START Records supplied

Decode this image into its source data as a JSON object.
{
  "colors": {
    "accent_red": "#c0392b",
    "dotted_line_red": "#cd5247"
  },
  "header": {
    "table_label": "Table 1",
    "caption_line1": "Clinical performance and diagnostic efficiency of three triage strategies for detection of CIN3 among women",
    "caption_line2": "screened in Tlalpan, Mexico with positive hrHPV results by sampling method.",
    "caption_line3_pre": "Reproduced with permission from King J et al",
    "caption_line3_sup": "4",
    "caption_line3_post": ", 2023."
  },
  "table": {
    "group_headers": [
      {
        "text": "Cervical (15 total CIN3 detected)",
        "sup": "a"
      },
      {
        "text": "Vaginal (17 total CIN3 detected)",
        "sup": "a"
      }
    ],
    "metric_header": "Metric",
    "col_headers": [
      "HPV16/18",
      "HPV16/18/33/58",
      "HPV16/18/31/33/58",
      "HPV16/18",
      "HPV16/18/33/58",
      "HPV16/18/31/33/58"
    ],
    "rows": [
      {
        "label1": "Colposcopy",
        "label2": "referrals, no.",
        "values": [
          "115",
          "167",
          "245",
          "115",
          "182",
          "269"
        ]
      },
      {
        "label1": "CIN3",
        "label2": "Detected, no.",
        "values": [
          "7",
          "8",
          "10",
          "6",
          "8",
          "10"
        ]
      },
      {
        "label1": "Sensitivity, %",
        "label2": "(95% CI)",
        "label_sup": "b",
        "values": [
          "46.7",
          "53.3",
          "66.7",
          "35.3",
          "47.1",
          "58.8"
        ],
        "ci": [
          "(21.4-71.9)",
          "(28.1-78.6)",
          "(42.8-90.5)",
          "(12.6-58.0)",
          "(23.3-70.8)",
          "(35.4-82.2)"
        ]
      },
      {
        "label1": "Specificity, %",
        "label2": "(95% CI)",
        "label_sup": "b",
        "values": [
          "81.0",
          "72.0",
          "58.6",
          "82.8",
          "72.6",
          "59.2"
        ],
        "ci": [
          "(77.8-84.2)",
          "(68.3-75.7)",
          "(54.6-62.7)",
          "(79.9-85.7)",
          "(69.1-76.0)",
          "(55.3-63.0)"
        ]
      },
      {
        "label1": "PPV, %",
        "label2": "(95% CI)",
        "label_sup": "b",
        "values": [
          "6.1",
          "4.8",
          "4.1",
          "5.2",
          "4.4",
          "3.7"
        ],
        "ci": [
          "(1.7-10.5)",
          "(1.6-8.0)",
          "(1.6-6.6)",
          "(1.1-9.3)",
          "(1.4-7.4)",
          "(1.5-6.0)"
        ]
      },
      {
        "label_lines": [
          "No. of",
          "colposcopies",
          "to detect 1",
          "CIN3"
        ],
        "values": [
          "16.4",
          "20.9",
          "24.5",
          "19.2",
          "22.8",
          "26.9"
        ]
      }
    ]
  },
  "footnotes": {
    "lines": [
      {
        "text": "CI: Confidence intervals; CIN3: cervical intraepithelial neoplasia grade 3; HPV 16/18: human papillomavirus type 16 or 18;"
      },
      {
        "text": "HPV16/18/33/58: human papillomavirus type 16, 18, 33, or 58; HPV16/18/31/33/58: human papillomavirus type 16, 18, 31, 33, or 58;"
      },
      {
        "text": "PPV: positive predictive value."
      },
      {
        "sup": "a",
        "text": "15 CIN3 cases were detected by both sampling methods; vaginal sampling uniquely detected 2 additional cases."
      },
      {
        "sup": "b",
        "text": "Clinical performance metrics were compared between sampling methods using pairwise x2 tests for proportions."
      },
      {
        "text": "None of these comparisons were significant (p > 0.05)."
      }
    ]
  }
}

END Records supplied

Exercise — Return the whole listing, word for word.

Answer space —
Decode this image into its source data as a JSON object.
{
  "colors": {
    "accent_red": "#c0392b",
    "dotted_line_red": "#cd5247"
  },
  "header": {
    "table_label": "Table 1",
    "caption_line1": "Clinical performance and diagnostic efficiency of three triage strategies for detection of CIN3 among women",
    "caption_line2": "screened in Tlalpan, Mexico with positive hrHPV results by sampling method.",
    "caption_line3_pre": "Reproduced with permission from King J et al",
    "caption_line3_sup": "4",
    "caption_line3_post": ", 2023."
  },
  "table": {
    "group_headers": [
      {
        "text": "Cervical (15 total CIN3 detected)",
        "sup": "a"
      },
      {
        "text": "Vaginal (17 total CIN3 detected)",
        "sup": "a"
      }
    ],
    "metric_header": "Metric",
    "col_headers": [
      "HPV16/18",
      "HPV16/18/33/58",
      "HPV16/18/31/33/58",
      "HPV16/18",
      "HPV16/18/33/58",
      "HPV16/18/31/33/58"
    ],
    "rows": [
      {
        "label1": "Colposcopy",
        "label2": "referrals, no.",
        "values": [
          "115",
          "167",
          "245",
          "115",
          "182",
          "269"
        ]
      },
      {
        "label1": "CIN3",
        "label2": "Detected, no.",
        "values": [
          "7",
          "8",
          "10",
          "6",
          "8",
          "10"
        ]
      },
      {
        "label1": "Sensitivity, %",
        "label2": "(95% CI)",
        "label_sup": "b",
        "values": [
          "46.7",
          "53.3",
          "66.7",
          "35.3",
          "47.1",
          "58.8"
        ],
        "ci": [
          "(21.4-71.9)",
          "(28.1-78.6)",
          "(42.8-90.5)",
          "(12.6-58.0)",
          "(23.3-70.8)",
          "(35.4-82.2)"
        ]
      },
      {
        "label1": "Specificity, %",
        "label2": "(95% CI)",
        "label_sup": "b",
        "values": [
          "81.0",
          "72.0",
          "58.6",
          "82.8",
          "72.6",
          "59.2"
        ],
        "ci": [
          "(77.8-84.2)",
          "(68.3-75.7)",
          "(54.6-62.7)",
          "(79.9-85.7)",
          "(69.1-76.0)",
          "(55.3-63.0)"
        ]
      },
      {
        "label1": "PPV, %",
        "label2": "(95% CI)",
        "label_sup": "b",
        "values": [
          "6.1",
          "4.8",
          "4.1",
          "5.2",
          "4.4",
          "3.7"
        ],
        "ci": [
          "(1.7-10.5)",
          "(1.6-8.0)",
          "(1.6-6.6)",
          "(1.1-9.3)",
          "(1.4-7.4)",
          "(1.5-6.0)"
        ]
      },
      {
        "label_lines": [
          "No. of",
          "colposcopies",
          "to detect 1",
          "CIN3"
        ],
        "values": [
          "16.4",
          "20.9",
          "24.5",
          "19.2",
          "22.8",
          "26.9"
        ]
      }
    ]
  },
  "footnotes": {
    "lines": [
      {
        "text": "CI: Confidence intervals; CIN3: cervical intraepithelial neoplasia grade 3; HPV 16/18: human papillomavirus type 16 or 18;"
      },
      {
        "text": "HPV16/18/33/58: human papillomavirus type 16, 18, 33, or 58; HPV16/18/31/33/58: human papillomavirus type 16, 18, 31, 33, or 58;"
      },
      {
        "text": "PPV: positive predictive value."
      },
      {
        "sup": "a",
        "text": "15 CIN3 cases were detected by both sampling methods; vaginal sampling uniquely detected 2 additional cases."
      },
      {
        "sup": "b",
        "text": "Clinical performance metrics were compared between sampling methods using pairwise x2 tests for proportions."
      },
      {
        "text": "None of these comparisons were significant (p > 0.05)."
      }
    ]
  }
}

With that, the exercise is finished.